── RECORDS ──

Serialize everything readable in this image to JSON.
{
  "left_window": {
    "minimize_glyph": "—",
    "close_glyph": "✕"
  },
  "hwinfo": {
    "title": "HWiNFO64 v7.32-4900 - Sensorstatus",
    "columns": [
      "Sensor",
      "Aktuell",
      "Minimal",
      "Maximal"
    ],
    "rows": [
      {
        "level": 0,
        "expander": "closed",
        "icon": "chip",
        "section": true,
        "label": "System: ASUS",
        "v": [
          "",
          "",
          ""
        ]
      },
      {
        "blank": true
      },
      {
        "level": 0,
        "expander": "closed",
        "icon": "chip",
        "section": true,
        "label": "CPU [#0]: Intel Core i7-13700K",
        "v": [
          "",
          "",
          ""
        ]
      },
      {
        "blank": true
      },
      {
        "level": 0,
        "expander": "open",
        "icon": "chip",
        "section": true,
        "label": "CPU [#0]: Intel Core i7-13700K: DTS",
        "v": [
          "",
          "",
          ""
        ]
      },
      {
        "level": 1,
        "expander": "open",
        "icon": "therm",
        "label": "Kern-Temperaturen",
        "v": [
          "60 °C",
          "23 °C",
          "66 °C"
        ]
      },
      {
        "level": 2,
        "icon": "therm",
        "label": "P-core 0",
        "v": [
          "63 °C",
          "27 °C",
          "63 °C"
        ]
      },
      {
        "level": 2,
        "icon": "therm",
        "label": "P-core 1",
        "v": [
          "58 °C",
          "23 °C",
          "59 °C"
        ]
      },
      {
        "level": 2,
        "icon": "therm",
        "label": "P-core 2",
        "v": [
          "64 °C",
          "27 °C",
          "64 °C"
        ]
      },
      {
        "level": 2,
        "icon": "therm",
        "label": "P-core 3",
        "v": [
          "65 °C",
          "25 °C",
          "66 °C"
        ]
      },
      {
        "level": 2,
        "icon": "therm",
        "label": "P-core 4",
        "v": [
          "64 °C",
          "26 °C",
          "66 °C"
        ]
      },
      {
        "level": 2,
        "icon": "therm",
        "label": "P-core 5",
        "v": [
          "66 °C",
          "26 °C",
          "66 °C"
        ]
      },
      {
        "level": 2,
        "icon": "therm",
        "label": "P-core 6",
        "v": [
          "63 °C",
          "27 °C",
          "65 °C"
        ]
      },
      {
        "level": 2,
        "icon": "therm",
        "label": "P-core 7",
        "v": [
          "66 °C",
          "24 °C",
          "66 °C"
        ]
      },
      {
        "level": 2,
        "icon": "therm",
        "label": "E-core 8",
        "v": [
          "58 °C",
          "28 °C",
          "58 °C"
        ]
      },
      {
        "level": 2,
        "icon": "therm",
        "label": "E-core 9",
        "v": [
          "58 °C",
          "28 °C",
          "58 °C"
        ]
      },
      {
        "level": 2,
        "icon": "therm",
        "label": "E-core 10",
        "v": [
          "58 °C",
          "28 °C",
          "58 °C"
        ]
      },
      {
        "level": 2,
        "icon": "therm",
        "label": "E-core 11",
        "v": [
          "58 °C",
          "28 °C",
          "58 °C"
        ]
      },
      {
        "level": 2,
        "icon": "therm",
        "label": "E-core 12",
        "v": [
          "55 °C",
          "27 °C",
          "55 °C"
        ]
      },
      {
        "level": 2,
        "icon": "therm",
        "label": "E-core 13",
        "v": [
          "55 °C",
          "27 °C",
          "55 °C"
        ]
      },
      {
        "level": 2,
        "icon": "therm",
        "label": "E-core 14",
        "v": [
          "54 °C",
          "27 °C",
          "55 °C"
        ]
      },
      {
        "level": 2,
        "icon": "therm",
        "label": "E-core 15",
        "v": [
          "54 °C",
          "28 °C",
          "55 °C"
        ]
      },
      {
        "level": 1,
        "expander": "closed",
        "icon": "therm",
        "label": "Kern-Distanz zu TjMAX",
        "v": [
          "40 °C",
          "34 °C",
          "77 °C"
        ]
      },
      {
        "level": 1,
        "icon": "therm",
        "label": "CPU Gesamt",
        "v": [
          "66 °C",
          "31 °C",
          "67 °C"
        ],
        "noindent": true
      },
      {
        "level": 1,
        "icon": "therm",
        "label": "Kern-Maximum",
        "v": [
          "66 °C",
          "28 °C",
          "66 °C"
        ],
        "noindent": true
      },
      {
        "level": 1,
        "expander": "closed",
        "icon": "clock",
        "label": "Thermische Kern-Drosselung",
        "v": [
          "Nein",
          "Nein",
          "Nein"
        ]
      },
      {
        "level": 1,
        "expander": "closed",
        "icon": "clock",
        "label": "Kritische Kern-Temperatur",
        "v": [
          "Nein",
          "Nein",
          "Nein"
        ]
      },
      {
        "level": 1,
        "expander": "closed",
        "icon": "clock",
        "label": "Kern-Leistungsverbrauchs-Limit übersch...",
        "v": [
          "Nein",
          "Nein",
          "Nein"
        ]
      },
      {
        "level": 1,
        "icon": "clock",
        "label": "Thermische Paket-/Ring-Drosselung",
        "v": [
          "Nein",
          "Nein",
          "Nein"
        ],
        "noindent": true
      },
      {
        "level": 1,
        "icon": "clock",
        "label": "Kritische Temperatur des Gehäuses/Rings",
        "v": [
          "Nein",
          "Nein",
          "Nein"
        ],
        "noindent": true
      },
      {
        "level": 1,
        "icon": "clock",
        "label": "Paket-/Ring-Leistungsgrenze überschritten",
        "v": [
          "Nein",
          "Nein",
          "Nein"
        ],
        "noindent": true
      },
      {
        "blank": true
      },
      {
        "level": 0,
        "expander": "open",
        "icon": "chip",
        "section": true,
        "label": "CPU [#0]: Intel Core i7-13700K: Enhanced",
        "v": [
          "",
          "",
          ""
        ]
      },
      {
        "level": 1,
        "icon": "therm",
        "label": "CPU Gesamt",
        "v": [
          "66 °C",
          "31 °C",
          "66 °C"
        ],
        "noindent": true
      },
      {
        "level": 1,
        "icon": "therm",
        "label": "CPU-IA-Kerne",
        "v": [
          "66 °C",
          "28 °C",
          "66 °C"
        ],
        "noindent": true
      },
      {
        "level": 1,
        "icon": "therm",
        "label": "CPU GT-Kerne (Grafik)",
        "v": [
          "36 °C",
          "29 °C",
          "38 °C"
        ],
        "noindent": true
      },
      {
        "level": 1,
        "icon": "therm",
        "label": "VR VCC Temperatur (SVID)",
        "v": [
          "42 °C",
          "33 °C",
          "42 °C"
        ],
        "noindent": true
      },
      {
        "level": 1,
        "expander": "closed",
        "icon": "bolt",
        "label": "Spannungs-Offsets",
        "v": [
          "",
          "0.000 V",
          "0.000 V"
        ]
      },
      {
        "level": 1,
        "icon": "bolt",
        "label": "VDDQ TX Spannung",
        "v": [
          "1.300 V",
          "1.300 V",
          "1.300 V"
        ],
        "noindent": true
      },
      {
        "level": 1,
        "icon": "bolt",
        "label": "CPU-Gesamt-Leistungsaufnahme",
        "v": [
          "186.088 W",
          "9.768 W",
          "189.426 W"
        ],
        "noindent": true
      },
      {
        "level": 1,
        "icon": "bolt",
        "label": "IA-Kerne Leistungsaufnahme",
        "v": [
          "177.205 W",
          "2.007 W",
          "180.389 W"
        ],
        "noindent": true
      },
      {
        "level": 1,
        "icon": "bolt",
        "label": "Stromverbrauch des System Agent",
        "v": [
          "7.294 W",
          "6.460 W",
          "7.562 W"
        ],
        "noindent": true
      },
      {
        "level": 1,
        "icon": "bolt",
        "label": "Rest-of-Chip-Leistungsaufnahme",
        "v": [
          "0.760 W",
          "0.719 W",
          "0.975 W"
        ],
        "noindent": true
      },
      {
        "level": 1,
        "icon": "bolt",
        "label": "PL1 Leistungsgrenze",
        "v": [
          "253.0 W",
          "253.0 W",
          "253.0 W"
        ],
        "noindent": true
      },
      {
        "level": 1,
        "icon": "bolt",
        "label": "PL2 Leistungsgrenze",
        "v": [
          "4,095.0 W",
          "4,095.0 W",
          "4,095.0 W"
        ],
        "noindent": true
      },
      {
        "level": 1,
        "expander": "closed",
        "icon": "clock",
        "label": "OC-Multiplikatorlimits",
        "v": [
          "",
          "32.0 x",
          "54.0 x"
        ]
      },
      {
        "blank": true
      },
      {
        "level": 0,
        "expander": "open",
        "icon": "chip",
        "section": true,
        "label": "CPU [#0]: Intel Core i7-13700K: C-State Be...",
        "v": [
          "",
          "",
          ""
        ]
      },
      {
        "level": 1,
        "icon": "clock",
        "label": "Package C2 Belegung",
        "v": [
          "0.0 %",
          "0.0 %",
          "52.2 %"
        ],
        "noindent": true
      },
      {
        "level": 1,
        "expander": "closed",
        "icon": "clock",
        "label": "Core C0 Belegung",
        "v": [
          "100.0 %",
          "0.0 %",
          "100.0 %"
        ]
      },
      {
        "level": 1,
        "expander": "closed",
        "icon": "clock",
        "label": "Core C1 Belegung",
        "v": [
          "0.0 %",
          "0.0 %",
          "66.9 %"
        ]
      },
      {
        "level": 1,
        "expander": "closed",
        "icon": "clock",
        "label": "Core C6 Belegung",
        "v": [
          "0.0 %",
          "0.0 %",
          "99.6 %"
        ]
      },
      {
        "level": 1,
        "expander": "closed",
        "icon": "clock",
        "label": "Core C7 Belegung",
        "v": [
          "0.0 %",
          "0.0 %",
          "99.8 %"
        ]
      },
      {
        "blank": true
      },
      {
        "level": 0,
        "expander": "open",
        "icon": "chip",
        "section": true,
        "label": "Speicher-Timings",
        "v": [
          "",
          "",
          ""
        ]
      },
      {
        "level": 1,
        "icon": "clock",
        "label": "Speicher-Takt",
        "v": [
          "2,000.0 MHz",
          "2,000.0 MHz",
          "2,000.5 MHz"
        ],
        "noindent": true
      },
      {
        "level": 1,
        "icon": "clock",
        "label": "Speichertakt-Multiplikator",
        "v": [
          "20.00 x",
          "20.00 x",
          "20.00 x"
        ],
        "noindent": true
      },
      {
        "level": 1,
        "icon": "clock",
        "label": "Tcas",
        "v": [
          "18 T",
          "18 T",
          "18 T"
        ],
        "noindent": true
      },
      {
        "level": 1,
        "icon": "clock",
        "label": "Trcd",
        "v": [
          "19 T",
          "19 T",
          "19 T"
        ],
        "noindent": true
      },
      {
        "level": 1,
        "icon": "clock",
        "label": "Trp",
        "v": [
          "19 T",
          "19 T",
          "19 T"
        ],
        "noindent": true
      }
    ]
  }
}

───

▶ [WORK REQUIRED]
How many lines of these entries contain "Thermische"? Answer with the number and nothing else.

▶ [SOLVED PROBLEM]
2